Challenge: Reproduce every record below exactly as written, but leave out any pictures.

----------

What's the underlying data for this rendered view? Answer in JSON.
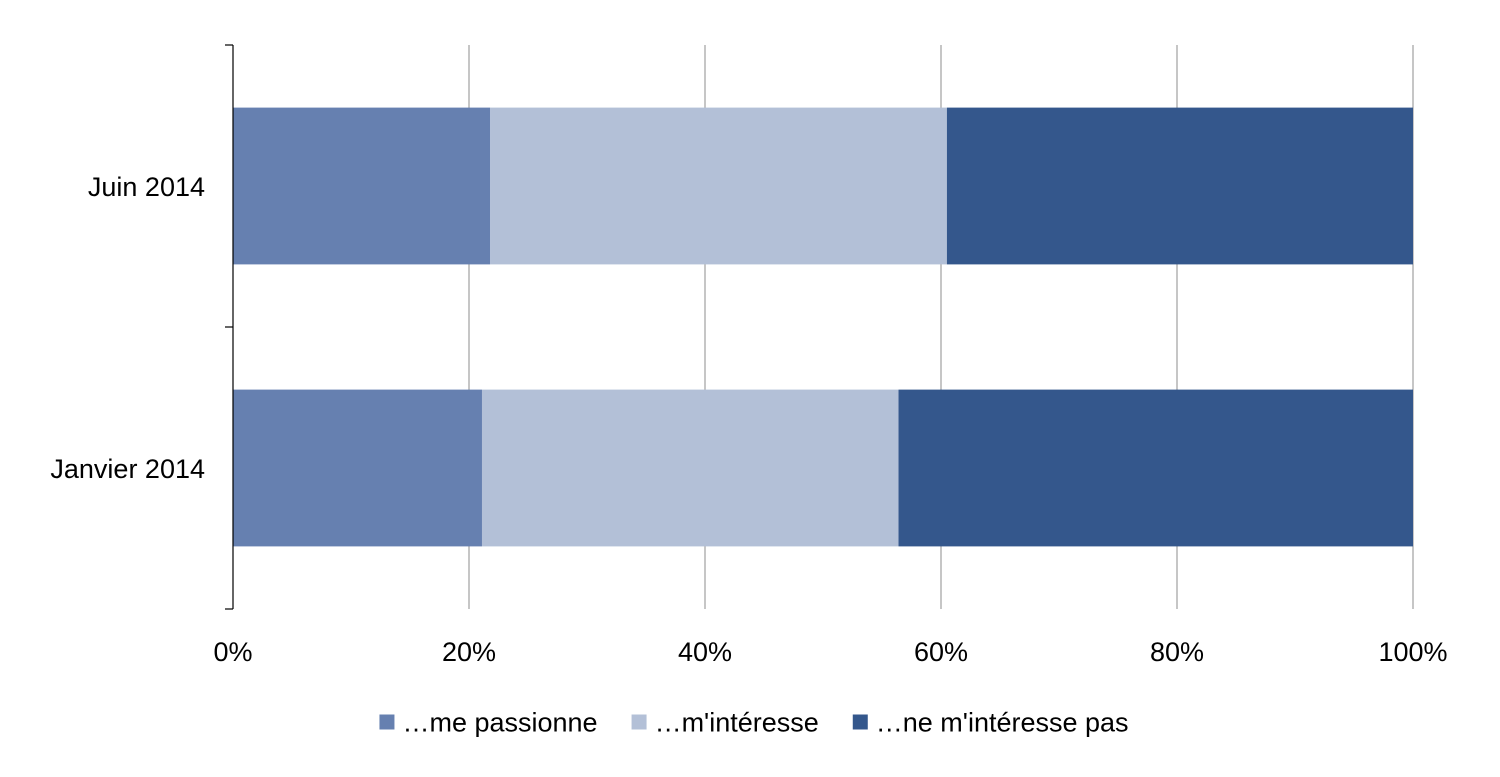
{
  "chart_data": {
    "type": "bar",
    "orientation": "horizontal",
    "stacked": "percent",
    "categories": [
      "Juin 2014",
      "Janvier 2014"
    ],
    "series": [
      {
        "name": "…me passionne",
        "values": [
          21.8,
          21.1
        ],
        "color": "#6680B0"
      },
      {
        "name": "…m'intéresse",
        "values": [
          38.7,
          35.3
        ],
        "color": "#B3C0D7"
      },
      {
        "name": "…ne m'intéresse pas",
        "values": [
          39.5,
          43.6
        ],
        "color": "#34578C"
      }
    ],
    "xlim": [
      0,
      100
    ],
    "xticks": [
      0,
      20,
      40,
      60,
      80,
      100
    ],
    "xtick_labels": [
      "0%",
      "20%",
      "40%",
      "60%",
      "80%",
      "100%"
    ],
    "grid": true,
    "legend": "bottom"
  }
}
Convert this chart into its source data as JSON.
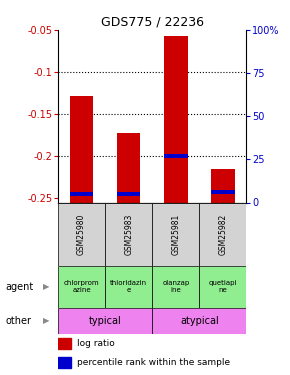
{
  "title": "GDS775 / 22236",
  "samples": [
    "GSM25980",
    "GSM25983",
    "GSM25981",
    "GSM25982"
  ],
  "log_ratio": [
    -0.128,
    -0.172,
    -0.057,
    -0.215
  ],
  "log_ratio_base": -0.255,
  "percentile_rank": [
    5,
    5,
    27,
    6
  ],
  "ylim_left": [
    -0.255,
    -0.05
  ],
  "ylim_right": [
    0,
    100
  ],
  "yticks_left": [
    -0.25,
    -0.2,
    -0.15,
    -0.1,
    -0.05
  ],
  "yticks_right": [
    0,
    25,
    50,
    75,
    100
  ],
  "ytick_labels_left": [
    "-0.25",
    "-0.2",
    "-0.15",
    "-0.1",
    "-0.05"
  ],
  "ytick_labels_right": [
    "0",
    "25",
    "50",
    "75",
    "100%"
  ],
  "agent_labels": [
    "chlorprom\nazine",
    "thioridazin\ne",
    "olanzap\nine",
    "quetiapi\nne"
  ],
  "bar_color": "#cc0000",
  "percentile_color": "#0000cc",
  "bar_width": 0.5,
  "left_color": "#cc0000",
  "right_color": "#0000cc",
  "grid_vals": [
    -0.2,
    -0.15,
    -0.1
  ],
  "sample_bg": "#d3d3d3",
  "agent_bg": "#90ee90",
  "other_bg": "#ee82ee"
}
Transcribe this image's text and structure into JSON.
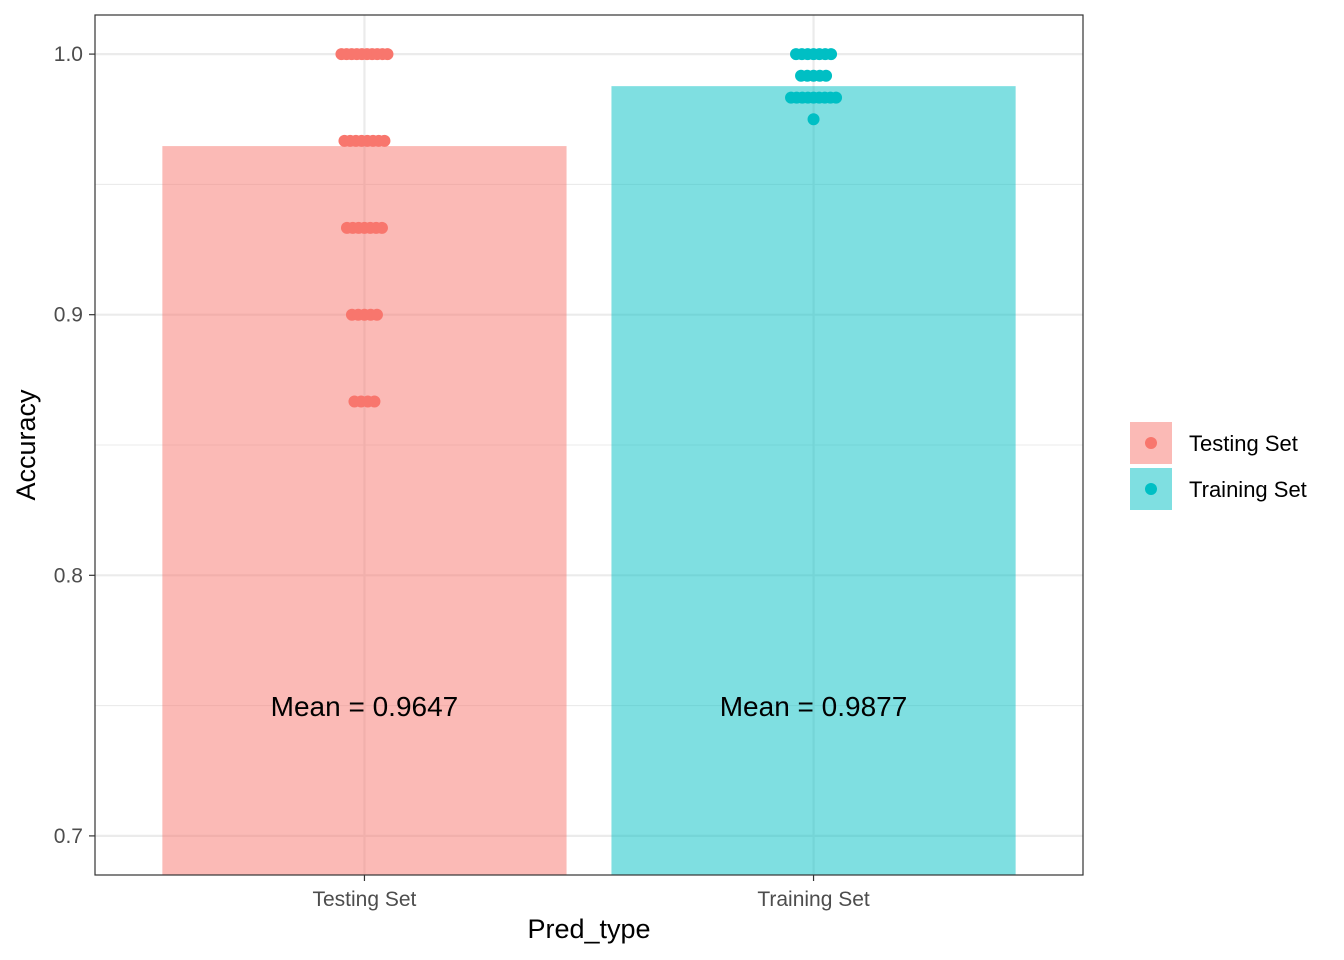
{
  "chart_data": {
    "type": "bar",
    "title": "",
    "xlabel": "Pred_type",
    "ylabel": "Accuracy",
    "categories": [
      "Testing Set",
      "Training Set"
    ],
    "values": [
      0.9647,
      0.9877
    ],
    "ylim": [
      0.685,
      1.015
    ],
    "yticks": [
      0.7,
      0.8,
      0.9,
      1.0
    ],
    "ytick_labels": [
      "0.7",
      "0.8",
      "0.9",
      "1.0"
    ],
    "grid": true,
    "legend": {
      "position": "right",
      "entries": [
        "Testing Set",
        "Training Set"
      ]
    },
    "colors": {
      "Testing Set": "#F8766D",
      "Training Set": "#00BFC4"
    },
    "annotations": [
      "Mean = 0.9647",
      "Mean = 0.9877"
    ],
    "points": [
      {
        "category": "Testing Set",
        "values": [
          1.0,
          1.0,
          1.0,
          1.0,
          1.0,
          1.0,
          1.0,
          1.0,
          1.0,
          1.0,
          0.9667,
          0.9667,
          0.9667,
          0.9667,
          0.9667,
          0.9667,
          0.9667,
          0.9667,
          0.9333,
          0.9333,
          0.9333,
          0.9333,
          0.9333,
          0.9333,
          0.9333,
          0.9,
          0.9,
          0.9,
          0.9,
          0.9,
          0.8667,
          0.8667,
          0.8667,
          0.8667
        ]
      },
      {
        "category": "Training Set",
        "values": [
          1.0,
          1.0,
          1.0,
          1.0,
          1.0,
          1.0,
          1.0,
          0.9917,
          0.9917,
          0.9917,
          0.9917,
          0.9917,
          0.9833,
          0.9833,
          0.9833,
          0.9833,
          0.9833,
          0.9833,
          0.9833,
          0.9833,
          0.9833,
          0.975
        ]
      }
    ]
  }
}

----------

Exercise result:
What's the underlying data for this rendered view? Answer in JSON.
{
  "chart_data": {
    "type": "bar",
    "orientation": "horizontal",
    "stacked": "percent",
    "categories": [
      "Juin 2014",
      "Janvier 2014"
    ],
    "series": [
      {
        "name": "…me passionne",
        "values": [
          21.8,
          21.1
        ],
        "color": "#6680B0"
      },
      {
        "name": "…m'intéresse",
        "values": [
          38.7,
          35.3
        ],
        "color": "#B3C0D7"
      },
      {
        "name": "…ne m'intéresse pas",
        "values": [
          39.5,
          43.6
        ],
        "color": "#34578C"
      }
    ],
    "xlim": [
      0,
      100
    ],
    "xticks": [
      0,
      20,
      40,
      60,
      80,
      100
    ],
    "xtick_labels": [
      "0%",
      "20%",
      "40%",
      "60%",
      "80%",
      "100%"
    ],
    "grid": true,
    "legend": "bottom"
  }
}
Convert this chart into its source data as JSON.
{
  "title": "GDS775 / 22236",
  "samples": [
    "GSM25980",
    "GSM25983",
    "GSM25981",
    "GSM25982"
  ],
  "log_ratio": [
    -0.128,
    -0.172,
    -0.057,
    -0.215
  ],
  "log_ratio_base": -0.255,
  "percentile_rank": [
    5,
    5,
    27,
    6
  ],
  "ylim_left": [
    -0.255,
    -0.05
  ],
  "ylim_right": [
    0,
    100
  ],
  "yticks_left": [
    -0.25,
    -0.2,
    -0.15,
    -0.1,
    -0.05
  ],
  "yticks_right": [
    0,
    25,
    50,
    75,
    100
  ],
  "ytick_labels_left": [
    "-0.25",
    "-0.2",
    "-0.15",
    "-0.1",
    "-0.05"
  ],
  "ytick_labels_right": [
    "0",
    "25",
    "50",
    "75",
    "100%"
  ],
  "agent_labels": [
    "chlorprom\nazine",
    "thioridazin\ne",
    "olanzap\nine",
    "quetiapi\nne"
  ],
  "bar_color": "#cc0000",
  "percentile_color": "#0000cc",
  "bar_width": 0.5,
  "left_color": "#cc0000",
  "right_color": "#0000cc",
  "grid_vals": [
    -0.2,
    -0.15,
    -0.1
  ],
  "sample_bg": "#d3d3d3",
  "agent_bg": "#90ee90",
  "other_bg": "#ee82ee"
}
Transcribe this image's text and structure into JSON.
{
  "chart_data": {
    "type": "bar",
    "title": "",
    "xlabel": "Pred_type",
    "ylabel": "Accuracy",
    "categories": [
      "Testing Set",
      "Training Set"
    ],
    "values": [
      0.9647,
      0.9877
    ],
    "ylim": [
      0.685,
      1.015
    ],
    "yticks": [
      0.7,
      0.8,
      0.9,
      1.0
    ],
    "ytick_labels": [
      "0.7",
      "0.8",
      "0.9",
      "1.0"
    ],
    "grid": true,
    "legend": {
      "position": "right",
      "entries": [
        "Testing Set",
        "Training Set"
      ]
    },
    "colors": {
      "Testing Set": "#F8766D",
      "Training Set": "#00BFC4"
    },
    "annotations": [
      "Mean = 0.9647",
      "Mean = 0.9877"
    ],
    "points": [
      {
        "category": "Testing Set",
        "values": [
          1.0,
          1.0,
          1.0,
          1.0,
          1.0,
          1.0,
          1.0,
          1.0,
          1.0,
          1.0,
          0.9667,
          0.9667,
          0.9667,
          0.9667,
          0.9667,
          0.9667,
          0.9667,
          0.9667,
          0.9333,
          0.9333,
          0.9333,
          0.9333,
          0.9333,
          0.9333,
          0.9333,
          0.9,
          0.9,
          0.9,
          0.9,
          0.9,
          0.8667,
          0.8667,
          0.8667,
          0.8667
        ]
      },
      {
        "category": "Training Set",
        "values": [
          1.0,
          1.0,
          1.0,
          1.0,
          1.0,
          1.0,
          1.0,
          0.9917,
          0.9917,
          0.9917,
          0.9917,
          0.9917,
          0.9833,
          0.9833,
          0.9833,
          0.9833,
          0.9833,
          0.9833,
          0.9833,
          0.9833,
          0.9833,
          0.975
        ]
      }
    ]
  }
}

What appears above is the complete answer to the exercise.